* [Article]
★ ★ ★ ★

Next, a 3-D reactive transport model was used for reservoir simulations to investigate the suitability of these fluids as heat exchange fluids in geothermal systems over 30 years. The formation water was assumed to be saturated with halite and contained other trace minerals. Heat exchange fluids were assumed to be saturated with NaCl at 10 °C and MgCl2 at 10 °C, respectively.

Batch reaction chemical simulations

Potential precipitation

When injecting a NaCl-brine into a deep geothermal well, within the injection well, the NaCl-brine becomes undersaturated with respect to halite (Table 3). Upon reaching the halite formation, dissolution of up to 0.479 mol kg−1 halite occurs to bring the solution to saturation. Note that this value is dependent on reactions approaching equilibrium values. The fluid then travels up the production well cooling from 120 to 100 °C. This cooling results in precipitation of 0.196 mol kg−1 halite. Concurrent anhydrite precipitation is expected.

Within the injection well, the MgCl2-brine becomes unsaturated with respect to halite (Table 4). After reaching the halite formation, dissolution of up to 0.189 mol kg−1 halite occurs to bring the solution to saturation. The fluid then travels up the production well cooling from 120 to 100 °C. This cooling results in precipitation of 0.087 mol kg−1 halite.

★ ★ ★ ★

Source listing
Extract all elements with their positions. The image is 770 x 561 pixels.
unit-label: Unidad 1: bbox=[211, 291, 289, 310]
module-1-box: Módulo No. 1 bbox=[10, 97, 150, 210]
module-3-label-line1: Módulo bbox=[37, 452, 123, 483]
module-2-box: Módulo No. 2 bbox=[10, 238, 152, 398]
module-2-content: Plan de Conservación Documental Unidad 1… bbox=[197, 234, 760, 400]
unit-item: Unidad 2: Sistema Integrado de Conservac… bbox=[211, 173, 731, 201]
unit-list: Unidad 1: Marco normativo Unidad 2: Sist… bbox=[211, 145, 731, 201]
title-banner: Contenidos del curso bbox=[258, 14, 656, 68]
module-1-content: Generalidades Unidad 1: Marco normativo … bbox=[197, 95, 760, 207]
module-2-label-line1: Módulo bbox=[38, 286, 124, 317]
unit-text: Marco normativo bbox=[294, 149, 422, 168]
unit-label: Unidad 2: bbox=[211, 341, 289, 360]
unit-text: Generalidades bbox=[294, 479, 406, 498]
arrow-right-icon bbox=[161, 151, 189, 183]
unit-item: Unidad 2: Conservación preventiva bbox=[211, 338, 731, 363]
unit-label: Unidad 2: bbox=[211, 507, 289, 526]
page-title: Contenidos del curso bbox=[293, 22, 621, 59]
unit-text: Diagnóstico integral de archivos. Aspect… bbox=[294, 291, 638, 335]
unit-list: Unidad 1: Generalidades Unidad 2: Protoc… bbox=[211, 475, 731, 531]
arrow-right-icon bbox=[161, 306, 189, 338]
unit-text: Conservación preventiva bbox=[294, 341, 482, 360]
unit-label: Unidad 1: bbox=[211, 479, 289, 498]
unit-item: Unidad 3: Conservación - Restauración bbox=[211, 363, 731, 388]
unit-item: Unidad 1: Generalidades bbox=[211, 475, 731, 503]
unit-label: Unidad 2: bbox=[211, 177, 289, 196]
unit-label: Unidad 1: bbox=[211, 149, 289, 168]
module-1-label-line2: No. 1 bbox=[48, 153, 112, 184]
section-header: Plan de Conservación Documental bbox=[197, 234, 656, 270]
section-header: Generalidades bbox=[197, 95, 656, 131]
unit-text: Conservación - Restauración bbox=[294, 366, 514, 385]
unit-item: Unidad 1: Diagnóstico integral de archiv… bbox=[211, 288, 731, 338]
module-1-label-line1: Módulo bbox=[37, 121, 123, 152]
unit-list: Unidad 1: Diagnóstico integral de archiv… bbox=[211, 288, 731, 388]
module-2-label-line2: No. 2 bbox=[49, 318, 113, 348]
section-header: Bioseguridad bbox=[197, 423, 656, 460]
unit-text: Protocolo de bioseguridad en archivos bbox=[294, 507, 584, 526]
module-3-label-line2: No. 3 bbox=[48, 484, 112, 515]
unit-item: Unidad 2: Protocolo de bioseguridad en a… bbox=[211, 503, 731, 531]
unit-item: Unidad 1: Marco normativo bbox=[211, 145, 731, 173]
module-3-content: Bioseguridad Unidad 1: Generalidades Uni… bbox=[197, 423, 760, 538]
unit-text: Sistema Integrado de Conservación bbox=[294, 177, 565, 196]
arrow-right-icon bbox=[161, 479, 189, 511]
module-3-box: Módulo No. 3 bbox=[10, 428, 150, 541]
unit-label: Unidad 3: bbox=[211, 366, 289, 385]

★ ★ ★ ★

* [Stated task A]
Print the listing's lines exactly, beginning at its first line and stopping after the line that contains "title-banner: Contenidos del".
* [Stated task B]
Carry on the passage about brines as heat exchange fluids in geothermal wells, picking up after its final sentence.

* [Reply A]
Extract all elements with their positions. The image is 770 x 561 pixels.
unit-label: Unidad 1: bbox=[211, 291, 289, 310]
module-1-box: Módulo No. 1 bbox=[10, 97, 150, 210]
module-3-label-line1: Módulo bbox=[37, 452, 123, 483]
module-2-box: Módulo No. 2 bbox=[10, 238, 152, 398]
module-2-content: Plan de Conservación Documental Unidad 1… bbox=[197, 234, 760, 400]
unit-item: Unidad 2: Sistema Integrado de Conservac… bbox=[211, 173, 731, 201]
unit-list: Unidad 1: Marco normativo Unidad 2: Sist… bbox=[211, 145, 731, 201]
title-banner: Contenidos del curso bbox=[258, 14, 656, 68]

* [Reply B]
Within the injection well the NaCl + MgCl2-brine becomes unsaturated with respect to halite (Table 5). After reaching the halite formation, dissolution of up to 0.189 mol kg−1 halite occurs to bring the solution to saturation. The fluid then travels up the production well cooling from 120 to 100 °C. This cooling results in precipitation of 0.088 mol L−1 halite.

The effect of changes in pressure from 0.1 to 202 MPa were evaluated. As pressure increases, the solubility of NaCl increases. For the NaCl-brine, pressure change from 0.1 to 202 MPa increased the solubility of the solution by 0.045 mol kg−1. The MgCl2 and NaCl + MgCl2-brines were less susceptible to pressure changes with a 0.0017 mol kg−1 increase in solubility from 0.1 to 30 MPa.

3−D reservoir simulations

A 3−D reactive transport model was used to simulate heat transfer and mass transport in a geothermal doublet system over 30 years. The 3−D reservoir simulation focuses on chemical processes and temperature change within the reservoir (interval 2). A reservoir temperature of 120 °C and a reinjection temperature of 70 °C were used (Alt-Epping et al. 2013). Hydraulic head at the injection well increases to 34 m head, while head at the production well drops to − 16 m, relative to the surface (Fig. 4). The pressure at the injection well was 27,551 kPa and at the production well 28,524 kPa. The temperature at the production well is constant at 120 °C until it begins to decrease at 7300 days with a decrease by 10,950 days of 2.5 °C to 117.5 °C. Temperatures vary slightly above 120 °C due to numerical dispersion that occurs in finite element models.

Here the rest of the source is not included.